§ **Instructions for the task**
Where a line holds "uenantium", copy it.

::::

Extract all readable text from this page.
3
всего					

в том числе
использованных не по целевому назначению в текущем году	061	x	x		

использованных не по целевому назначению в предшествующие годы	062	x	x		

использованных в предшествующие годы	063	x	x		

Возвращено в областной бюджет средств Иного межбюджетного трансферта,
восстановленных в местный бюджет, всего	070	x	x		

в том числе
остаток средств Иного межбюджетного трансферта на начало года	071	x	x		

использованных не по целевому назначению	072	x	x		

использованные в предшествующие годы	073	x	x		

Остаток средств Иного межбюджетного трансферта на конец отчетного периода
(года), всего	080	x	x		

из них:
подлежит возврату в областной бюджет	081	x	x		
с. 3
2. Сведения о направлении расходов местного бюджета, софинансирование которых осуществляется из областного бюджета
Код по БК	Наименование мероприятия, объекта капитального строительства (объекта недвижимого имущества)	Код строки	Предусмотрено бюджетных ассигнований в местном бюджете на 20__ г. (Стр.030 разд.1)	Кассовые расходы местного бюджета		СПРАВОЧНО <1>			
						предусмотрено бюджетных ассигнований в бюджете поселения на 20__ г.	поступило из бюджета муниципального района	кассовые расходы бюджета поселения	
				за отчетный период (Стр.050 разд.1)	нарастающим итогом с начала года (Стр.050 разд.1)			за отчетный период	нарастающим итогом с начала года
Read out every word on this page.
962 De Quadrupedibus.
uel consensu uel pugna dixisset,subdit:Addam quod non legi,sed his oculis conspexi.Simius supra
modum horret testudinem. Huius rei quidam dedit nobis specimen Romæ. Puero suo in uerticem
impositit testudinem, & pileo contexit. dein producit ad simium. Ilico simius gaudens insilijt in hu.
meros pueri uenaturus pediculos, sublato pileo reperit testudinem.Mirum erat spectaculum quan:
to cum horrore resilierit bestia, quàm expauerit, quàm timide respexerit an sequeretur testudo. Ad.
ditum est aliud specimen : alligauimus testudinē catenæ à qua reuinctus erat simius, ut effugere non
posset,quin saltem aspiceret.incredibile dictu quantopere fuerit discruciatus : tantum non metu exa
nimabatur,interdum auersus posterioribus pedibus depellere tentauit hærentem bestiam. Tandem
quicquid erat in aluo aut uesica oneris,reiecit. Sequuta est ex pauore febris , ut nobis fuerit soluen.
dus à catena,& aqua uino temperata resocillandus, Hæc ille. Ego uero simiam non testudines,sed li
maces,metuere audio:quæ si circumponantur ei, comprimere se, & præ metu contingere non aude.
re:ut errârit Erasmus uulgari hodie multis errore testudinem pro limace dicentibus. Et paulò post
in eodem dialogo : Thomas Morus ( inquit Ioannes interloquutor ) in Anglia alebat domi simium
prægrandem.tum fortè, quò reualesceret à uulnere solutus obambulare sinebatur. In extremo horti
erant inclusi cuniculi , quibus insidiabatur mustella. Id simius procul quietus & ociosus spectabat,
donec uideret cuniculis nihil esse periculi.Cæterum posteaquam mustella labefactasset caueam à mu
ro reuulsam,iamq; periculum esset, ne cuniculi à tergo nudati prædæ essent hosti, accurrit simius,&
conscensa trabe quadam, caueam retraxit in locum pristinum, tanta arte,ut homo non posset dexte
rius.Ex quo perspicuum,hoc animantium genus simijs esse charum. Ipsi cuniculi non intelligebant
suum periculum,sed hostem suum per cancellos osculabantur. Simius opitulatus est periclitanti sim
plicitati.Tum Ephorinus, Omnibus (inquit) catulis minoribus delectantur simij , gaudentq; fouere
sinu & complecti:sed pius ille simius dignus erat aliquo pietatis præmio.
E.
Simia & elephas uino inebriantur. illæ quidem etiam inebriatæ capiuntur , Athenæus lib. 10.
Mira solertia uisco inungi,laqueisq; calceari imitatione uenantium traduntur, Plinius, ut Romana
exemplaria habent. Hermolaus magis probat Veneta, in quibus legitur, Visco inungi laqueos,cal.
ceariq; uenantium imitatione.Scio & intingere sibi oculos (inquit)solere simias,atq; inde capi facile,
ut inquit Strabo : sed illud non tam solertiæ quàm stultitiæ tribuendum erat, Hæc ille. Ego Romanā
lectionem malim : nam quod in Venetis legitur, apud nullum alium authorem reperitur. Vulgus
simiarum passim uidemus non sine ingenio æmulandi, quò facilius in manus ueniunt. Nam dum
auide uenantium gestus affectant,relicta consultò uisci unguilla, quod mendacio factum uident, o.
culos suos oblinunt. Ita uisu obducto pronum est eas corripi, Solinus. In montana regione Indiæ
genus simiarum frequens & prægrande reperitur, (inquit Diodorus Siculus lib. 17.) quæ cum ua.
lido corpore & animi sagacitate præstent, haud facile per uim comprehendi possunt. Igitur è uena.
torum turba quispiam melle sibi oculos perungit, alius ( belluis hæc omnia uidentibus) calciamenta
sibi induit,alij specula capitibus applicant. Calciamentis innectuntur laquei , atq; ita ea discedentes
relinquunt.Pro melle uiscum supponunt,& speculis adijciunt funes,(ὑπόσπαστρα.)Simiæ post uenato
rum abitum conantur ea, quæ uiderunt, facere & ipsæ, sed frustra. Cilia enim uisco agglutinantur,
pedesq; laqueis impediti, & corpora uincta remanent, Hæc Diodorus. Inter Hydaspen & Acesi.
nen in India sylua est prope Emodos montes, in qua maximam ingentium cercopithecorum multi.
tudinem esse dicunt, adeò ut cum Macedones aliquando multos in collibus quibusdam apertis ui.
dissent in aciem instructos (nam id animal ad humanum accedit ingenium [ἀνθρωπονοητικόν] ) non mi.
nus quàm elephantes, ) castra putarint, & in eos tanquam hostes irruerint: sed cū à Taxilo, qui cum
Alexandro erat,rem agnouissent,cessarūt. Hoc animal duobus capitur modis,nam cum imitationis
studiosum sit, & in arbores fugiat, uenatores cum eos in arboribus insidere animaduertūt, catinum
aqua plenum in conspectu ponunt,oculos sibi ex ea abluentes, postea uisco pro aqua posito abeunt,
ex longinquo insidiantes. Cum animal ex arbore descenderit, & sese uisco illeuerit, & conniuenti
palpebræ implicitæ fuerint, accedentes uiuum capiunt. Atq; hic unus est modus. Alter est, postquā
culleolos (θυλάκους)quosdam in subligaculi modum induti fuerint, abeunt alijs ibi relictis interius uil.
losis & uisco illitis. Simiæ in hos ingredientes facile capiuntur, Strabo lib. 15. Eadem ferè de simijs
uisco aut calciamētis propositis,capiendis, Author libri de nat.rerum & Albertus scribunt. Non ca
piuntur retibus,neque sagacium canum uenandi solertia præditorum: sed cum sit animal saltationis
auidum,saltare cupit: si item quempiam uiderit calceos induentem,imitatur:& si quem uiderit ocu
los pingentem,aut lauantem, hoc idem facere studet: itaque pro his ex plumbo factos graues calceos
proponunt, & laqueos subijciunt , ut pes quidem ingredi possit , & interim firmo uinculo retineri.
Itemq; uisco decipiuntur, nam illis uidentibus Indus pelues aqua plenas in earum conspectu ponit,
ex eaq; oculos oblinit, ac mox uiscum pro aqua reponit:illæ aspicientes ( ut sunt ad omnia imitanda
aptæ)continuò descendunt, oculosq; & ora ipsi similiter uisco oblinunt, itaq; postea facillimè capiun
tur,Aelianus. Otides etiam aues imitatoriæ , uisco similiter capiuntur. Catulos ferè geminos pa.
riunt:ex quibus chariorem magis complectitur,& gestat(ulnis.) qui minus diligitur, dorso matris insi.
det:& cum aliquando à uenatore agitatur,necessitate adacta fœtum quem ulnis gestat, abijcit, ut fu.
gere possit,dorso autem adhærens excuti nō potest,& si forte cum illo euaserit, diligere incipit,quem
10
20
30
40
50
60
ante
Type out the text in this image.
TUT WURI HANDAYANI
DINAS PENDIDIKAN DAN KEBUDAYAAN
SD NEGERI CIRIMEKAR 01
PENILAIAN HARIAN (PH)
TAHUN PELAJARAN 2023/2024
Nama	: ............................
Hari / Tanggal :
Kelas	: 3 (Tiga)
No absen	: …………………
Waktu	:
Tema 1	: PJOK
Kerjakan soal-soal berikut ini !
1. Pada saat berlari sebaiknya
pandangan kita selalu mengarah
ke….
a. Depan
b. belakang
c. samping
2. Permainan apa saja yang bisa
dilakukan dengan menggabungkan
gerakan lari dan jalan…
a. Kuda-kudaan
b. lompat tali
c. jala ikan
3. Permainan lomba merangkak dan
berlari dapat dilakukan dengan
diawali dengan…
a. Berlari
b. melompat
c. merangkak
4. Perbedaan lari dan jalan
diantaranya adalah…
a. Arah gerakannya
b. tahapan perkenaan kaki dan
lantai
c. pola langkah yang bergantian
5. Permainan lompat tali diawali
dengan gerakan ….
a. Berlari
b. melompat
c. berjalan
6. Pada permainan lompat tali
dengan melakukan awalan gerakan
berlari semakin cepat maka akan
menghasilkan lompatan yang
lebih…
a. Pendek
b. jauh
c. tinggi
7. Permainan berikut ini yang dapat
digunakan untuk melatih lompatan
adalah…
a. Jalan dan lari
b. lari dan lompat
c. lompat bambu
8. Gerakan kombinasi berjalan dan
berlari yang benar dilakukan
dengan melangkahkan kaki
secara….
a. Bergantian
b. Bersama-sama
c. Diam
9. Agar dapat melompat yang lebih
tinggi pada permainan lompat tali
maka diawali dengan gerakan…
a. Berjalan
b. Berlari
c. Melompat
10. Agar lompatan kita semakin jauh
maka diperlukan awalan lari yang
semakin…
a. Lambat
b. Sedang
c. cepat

::::

§ **Answer in full**
Mira solertia uisco inungi,laqueisq; calceari imitatione uenantium traduntur, Plinius, ut Romana
ceariq; uenantium imitatione.Scio & intingere sibi oculos (inquit)solere simias,atq; inde capi facile,
auide uenantium gestus affectant,relicta consultò uisci unguilla, quod mendacio factum uident, o.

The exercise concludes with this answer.